• [YOUR GOAL] Copy out every record precisely.

§ §

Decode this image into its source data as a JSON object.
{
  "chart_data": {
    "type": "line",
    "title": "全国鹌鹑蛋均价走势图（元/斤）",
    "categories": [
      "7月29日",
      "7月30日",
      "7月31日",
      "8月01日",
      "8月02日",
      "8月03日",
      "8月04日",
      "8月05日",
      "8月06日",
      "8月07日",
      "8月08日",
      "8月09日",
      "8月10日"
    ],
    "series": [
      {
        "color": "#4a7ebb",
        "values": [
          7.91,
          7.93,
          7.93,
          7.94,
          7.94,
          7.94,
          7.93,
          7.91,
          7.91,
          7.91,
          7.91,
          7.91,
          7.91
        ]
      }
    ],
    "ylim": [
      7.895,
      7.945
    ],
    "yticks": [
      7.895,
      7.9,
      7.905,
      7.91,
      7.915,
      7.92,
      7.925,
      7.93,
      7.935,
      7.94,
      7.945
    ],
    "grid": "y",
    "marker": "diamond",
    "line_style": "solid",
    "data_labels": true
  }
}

§ §

• [FINISHED TASK]
Decode this image into its source data as a JSON object.
{
  "chart_data": {
    "type": "line",
    "title": "全国鹌鹑蛋均价走势图（元/斤）",
    "categories": [
      "7月29日",
      "7月30日",
      "7月31日",
      "8月01日",
      "8月02日",
      "8月03日",
      "8月04日",
      "8月05日",
      "8月06日",
      "8月07日",
      "8月08日",
      "8月09日",
      "8月10日"
    ],
    "series": [
      {
        "color": "#4a7ebb",
        "values": [
          7.91,
          7.93,
          7.93,
          7.94,
          7.94,
          7.94,
          7.93,
          7.91,
          7.91,
          7.91,
          7.91,
          7.91,
          7.91
        ]
      }
    ],
    "ylim": [
      7.895,
      7.945
    ],
    "yticks": [
      7.895,
      7.9,
      7.905,
      7.91,
      7.915,
      7.92,
      7.925,
      7.93,
      7.935,
      7.94,
      7.945
    ],
    "grid": "y",
    "marker": "diamond",
    "line_style": "solid",
    "data_labels": true
  }
}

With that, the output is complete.